Short task
Quote every entry word for word.

Provided records
== == ==

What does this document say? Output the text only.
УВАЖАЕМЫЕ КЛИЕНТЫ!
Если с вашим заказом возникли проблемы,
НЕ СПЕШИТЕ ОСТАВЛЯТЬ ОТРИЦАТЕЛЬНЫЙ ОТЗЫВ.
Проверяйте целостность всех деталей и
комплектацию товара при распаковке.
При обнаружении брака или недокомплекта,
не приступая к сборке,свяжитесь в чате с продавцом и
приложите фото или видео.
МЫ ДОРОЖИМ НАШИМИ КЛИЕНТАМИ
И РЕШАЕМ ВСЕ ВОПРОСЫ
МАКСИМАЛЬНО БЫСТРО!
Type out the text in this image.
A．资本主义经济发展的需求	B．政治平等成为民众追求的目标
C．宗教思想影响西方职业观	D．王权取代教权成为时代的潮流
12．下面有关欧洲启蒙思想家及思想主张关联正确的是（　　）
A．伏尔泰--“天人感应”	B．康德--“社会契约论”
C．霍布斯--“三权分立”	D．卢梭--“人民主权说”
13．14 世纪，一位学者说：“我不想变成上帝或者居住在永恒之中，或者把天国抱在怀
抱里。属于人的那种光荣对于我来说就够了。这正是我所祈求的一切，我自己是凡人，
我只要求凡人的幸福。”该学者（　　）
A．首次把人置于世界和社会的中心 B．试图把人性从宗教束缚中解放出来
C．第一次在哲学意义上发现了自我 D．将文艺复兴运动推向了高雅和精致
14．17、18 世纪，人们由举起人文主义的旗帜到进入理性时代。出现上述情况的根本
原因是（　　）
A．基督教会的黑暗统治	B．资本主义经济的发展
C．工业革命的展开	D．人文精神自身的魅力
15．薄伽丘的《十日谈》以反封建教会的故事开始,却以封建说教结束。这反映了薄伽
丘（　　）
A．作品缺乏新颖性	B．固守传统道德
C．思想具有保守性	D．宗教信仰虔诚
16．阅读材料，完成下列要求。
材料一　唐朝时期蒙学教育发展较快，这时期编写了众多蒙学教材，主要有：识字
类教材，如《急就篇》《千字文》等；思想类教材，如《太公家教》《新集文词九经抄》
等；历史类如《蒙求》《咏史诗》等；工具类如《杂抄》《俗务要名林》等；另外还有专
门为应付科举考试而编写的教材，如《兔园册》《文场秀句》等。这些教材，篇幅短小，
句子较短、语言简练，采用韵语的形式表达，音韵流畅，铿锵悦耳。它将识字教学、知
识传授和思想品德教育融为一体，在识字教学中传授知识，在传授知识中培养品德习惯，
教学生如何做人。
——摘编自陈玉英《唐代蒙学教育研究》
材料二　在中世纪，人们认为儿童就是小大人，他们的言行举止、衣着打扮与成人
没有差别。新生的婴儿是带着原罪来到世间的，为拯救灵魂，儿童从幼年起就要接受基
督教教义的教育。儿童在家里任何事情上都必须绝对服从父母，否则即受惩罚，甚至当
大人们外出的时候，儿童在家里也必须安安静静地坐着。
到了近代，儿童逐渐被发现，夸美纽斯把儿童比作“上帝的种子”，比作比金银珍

== == ==

Final result
What does this document say? Output the text only.
УВАЖАЕМЫЕ КЛИЕНТЫ!
Если с вашим заказом возникли проблемы,
НЕ СПЕШИТЕ ОСТАВЛЯТЬ ОТРИЦАТЕЛЬНЫЙ ОТЗЫВ.
Проверяйте целостность всех деталей и
комплектацию товара при распаковке.
При обнаружении брака или недокомплекта,
не приступая к сборке,свяжитесь в чате с продавцом и
приложите фото или видео.
МЫ ДОРОЖИМ НАШИМИ КЛИЕНТАМИ
И РЕШАЕМ ВСЕ ВОПРОСЫ
МАКСИМАЛЬНО БЫСТРО!
Type out the text in this image.
A．资本主义经济发展的需求	B．政治平等成为民众追求的目标
C．宗教思想影响西方职业观	D．王权取代教权成为时代的潮流
12．下面有关欧洲启蒙思想家及思想主张关联正确的是（　　）
A．伏尔泰--“天人感应”	B．康德--“社会契约论”
C．霍布斯--“三权分立”	D．卢梭--“人民主权说”
13．14 世纪，一位学者说：“我不想变成上帝或者居住在永恒之中，或者把天国抱在怀
抱里。属于人的那种光荣对于我来说就够了。这正是我所祈求的一切，我自己是凡人，
我只要求凡人的幸福。”该学者（　　）
A．首次把人置于世界和社会的中心 B．试图把人性从宗教束缚中解放出来
C．第一次在哲学意义上发现了自我 D．将文艺复兴运动推向了高雅和精致
14．17、18 世纪，人们由举起人文主义的旗帜到进入理性时代。出现上述情况的根本
原因是（　　）
A．基督教会的黑暗统治	B．资本主义经济的发展
C．工业革命的展开	D．人文精神自身的魅力
15．薄伽丘的《十日谈》以反封建教会的故事开始,却以封建说教结束。这反映了薄伽
丘（　　）
A．作品缺乏新颖性	B．固守传统道德
C．思想具有保守性	D．宗教信仰虔诚
16．阅读材料，完成下列要求。
材料一　唐朝时期蒙学教育发展较快，这时期编写了众多蒙学教材，主要有：识字
类教材，如《急就篇》《千字文》等；思想类教材，如《太公家教》《新集文词九经抄》
等；历史类如《蒙求》《咏史诗》等；工具类如《杂抄》《俗务要名林》等；另外还有专
门为应付科举考试而编写的教材，如《兔园册》《文场秀句》等。这些教材，篇幅短小，
句子较短、语言简练，采用韵语的形式表达，音韵流畅，铿锵悦耳。它将识字教学、知
识传授和思想品德教育融为一体，在识字教学中传授知识，在传授知识中培养品德习惯，
教学生如何做人。
——摘编自陈玉英《唐代蒙学教育研究》
材料二　在中世纪，人们认为儿童就是小大人，他们的言行举止、衣着打扮与成人
没有差别。新生的婴儿是带着原罪来到世间的，为拯救灵魂，儿童从幼年起就要接受基
督教教义的教育。儿童在家里任何事情上都必须绝对服从父母，否则即受惩罚，甚至当
大人们外出的时候，儿童在家里也必须安安静静地坐着。
到了近代，儿童逐渐被发现，夸美纽斯把儿童比作“上帝的种子”，比作比金银珍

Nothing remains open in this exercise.